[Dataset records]
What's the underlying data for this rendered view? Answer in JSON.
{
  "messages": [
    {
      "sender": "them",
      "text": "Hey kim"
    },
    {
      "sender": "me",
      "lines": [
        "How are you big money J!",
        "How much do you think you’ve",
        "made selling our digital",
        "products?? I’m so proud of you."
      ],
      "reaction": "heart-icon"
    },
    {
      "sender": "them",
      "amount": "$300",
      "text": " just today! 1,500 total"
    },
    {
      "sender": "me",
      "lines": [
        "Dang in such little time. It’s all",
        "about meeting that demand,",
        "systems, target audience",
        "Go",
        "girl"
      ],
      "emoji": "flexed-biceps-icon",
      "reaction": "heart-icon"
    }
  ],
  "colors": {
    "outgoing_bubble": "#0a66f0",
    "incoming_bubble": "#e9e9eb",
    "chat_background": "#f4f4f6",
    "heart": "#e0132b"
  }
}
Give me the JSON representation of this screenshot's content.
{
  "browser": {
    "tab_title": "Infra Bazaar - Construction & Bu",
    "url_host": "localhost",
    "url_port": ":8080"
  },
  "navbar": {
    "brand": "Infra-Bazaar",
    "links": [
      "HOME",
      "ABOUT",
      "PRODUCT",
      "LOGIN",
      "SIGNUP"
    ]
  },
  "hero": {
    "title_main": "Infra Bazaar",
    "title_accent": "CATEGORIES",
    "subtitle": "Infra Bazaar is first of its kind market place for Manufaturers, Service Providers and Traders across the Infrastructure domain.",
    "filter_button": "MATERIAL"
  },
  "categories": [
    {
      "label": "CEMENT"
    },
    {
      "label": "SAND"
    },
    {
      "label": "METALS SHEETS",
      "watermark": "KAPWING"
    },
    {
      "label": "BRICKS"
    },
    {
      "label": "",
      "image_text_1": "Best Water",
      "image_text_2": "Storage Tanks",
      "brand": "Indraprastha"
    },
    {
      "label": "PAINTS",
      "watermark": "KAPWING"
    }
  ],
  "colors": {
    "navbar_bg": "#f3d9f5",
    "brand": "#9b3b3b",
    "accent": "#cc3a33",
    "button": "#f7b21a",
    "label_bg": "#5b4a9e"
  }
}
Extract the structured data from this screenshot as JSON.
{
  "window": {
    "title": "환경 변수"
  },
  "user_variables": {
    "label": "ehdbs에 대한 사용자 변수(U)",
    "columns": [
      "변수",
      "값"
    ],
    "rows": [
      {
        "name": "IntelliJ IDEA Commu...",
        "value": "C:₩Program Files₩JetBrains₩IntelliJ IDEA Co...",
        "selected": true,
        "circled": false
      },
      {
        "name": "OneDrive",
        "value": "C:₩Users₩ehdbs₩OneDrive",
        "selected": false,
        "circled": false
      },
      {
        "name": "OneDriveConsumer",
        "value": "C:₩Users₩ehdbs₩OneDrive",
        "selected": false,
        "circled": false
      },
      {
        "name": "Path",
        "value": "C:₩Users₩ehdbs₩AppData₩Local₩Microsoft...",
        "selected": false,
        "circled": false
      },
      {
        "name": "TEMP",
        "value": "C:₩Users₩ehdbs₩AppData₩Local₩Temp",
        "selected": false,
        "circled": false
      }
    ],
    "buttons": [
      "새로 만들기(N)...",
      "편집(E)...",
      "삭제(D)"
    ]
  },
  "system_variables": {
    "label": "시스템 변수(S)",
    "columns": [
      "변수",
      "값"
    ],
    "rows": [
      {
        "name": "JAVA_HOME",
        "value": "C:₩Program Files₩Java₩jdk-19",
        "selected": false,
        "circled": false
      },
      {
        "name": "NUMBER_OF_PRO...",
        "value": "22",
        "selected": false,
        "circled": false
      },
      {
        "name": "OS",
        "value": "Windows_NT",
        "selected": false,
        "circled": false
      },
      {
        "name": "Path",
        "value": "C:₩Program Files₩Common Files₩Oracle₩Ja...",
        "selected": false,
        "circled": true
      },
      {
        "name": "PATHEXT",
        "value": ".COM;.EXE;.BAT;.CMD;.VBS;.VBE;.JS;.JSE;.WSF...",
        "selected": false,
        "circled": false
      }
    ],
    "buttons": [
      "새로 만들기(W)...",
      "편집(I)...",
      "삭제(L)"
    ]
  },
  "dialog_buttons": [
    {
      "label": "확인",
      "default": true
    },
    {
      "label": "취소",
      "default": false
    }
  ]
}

◆ WHAT IS EXPECTED: All of the data above should be transcribed exactly.

◆ ANSWER TO THE PROBLEM:
What's the underlying data for this rendered view? Answer in JSON.
{
  "messages": [
    {
      "sender": "them",
      "text": "Hey kim"
    },
    {
      "sender": "me",
      "lines": [
        "How are you big money J!",
        "How much do you think you’ve",
        "made selling our digital",
        "products?? I’m so proud of you."
      ],
      "reaction": "heart-icon"
    },
    {
      "sender": "them",
      "amount": "$300",
      "text": " just today! 1,500 total"
    },
    {
      "sender": "me",
      "lines": [
        "Dang in such little time. It’s all",
        "about meeting that demand,",
        "systems, target audience",
        "Go",
        "girl"
      ],
      "emoji": "flexed-biceps-icon",
      "reaction": "heart-icon"
    }
  ],
  "colors": {
    "outgoing_bubble": "#0a66f0",
    "incoming_bubble": "#e9e9eb",
    "chat_background": "#f4f4f6",
    "heart": "#e0132b"
  }
}
Give me the JSON representation of this screenshot's content.
{
  "browser": {
    "tab_title": "Infra Bazaar - Construction & Bu",
    "url_host": "localhost",
    "url_port": ":8080"
  },
  "navbar": {
    "brand": "Infra-Bazaar",
    "links": [
      "HOME",
      "ABOUT",
      "PRODUCT",
      "LOGIN",
      "SIGNUP"
    ]
  },
  "hero": {
    "title_main": "Infra Bazaar",
    "title_accent": "CATEGORIES",
    "subtitle": "Infra Bazaar is first of its kind market place for Manufaturers, Service Providers and Traders across the Infrastructure domain.",
    "filter_button": "MATERIAL"
  },
  "categories": [
    {
      "label": "CEMENT"
    },
    {
      "label": "SAND"
    },
    {
      "label": "METALS SHEETS",
      "watermark": "KAPWING"
    },
    {
      "label": "BRICKS"
    },
    {
      "label": "",
      "image_text_1": "Best Water",
      "image_text_2": "Storage Tanks",
      "brand": "Indraprastha"
    },
    {
      "label": "PAINTS",
      "watermark": "KAPWING"
    }
  ],
  "colors": {
    "navbar_bg": "#f3d9f5",
    "brand": "#9b3b3b",
    "accent": "#cc3a33",
    "button": "#f7b21a",
    "label_bg": "#5b4a9e"
  }
}
Extract the structured data from this screenshot as JSON.
{
  "window": {
    "title": "환경 변수"
  },
  "user_variables": {
    "label": "ehdbs에 대한 사용자 변수(U)",
    "columns": [
      "변수",
      "값"
    ],
    "rows": [
      {
        "name": "IntelliJ IDEA Commu...",
        "value": "C:₩Program Files₩JetBrains₩IntelliJ IDEA Co...",
        "selected": true,
        "circled": false
      },
      {
        "name": "OneDrive",
        "value": "C:₩Users₩ehdbs₩OneDrive",
        "selected": false,
        "circled": false
      },
      {
        "name": "OneDriveConsumer",
        "value": "C:₩Users₩ehdbs₩OneDrive",
        "selected": false,
        "circled": false
      },
      {
        "name": "Path",
        "value": "C:₩Users₩ehdbs₩AppData₩Local₩Microsoft...",
        "selected": false,
        "circled": false
      },
      {
        "name": "TEMP",
        "value": "C:₩Users₩ehdbs₩AppData₩Local₩Temp",
        "selected": false,
        "circled": false
      }
    ],
    "buttons": [
      "새로 만들기(N)...",
      "편집(E)...",
      "삭제(D)"
    ]
  },
  "system_variables": {
    "label": "시스템 변수(S)",
    "columns": [
      "변수",
      "값"
    ],
    "rows": [
      {
        "name": "JAVA_HOME",
        "value": "C:₩Program Files₩Java₩jdk-19",
        "selected": false,
        "circled": false
      },
      {
        "name": "NUMBER_OF_PRO...",
        "value": "22",
        "selected": false,
        "circled": false
      },
      {
        "name": "OS",
        "value": "Windows_NT",
        "selected": false,
        "circled": false
      },
      {
        "name": "Path",
        "value": "C:₩Program Files₩Common Files₩Oracle₩Ja...",
        "selected": false,
        "circled": true
      },
      {
        "name": "PATHEXT",
        "value": ".COM;.EXE;.BAT;.CMD;.VBS;.VBE;.JS;.JSE;.WSF...",
        "selected": false,
        "circled": false
      }
    ],
    "buttons": [
      "새로 만들기(W)...",
      "편집(I)...",
      "삭제(L)"
    ]
  },
  "dialog_buttons": [
    {
      "label": "확인",
      "default": true
    },
    {
      "label": "취소",
      "default": false
    }
  ]
}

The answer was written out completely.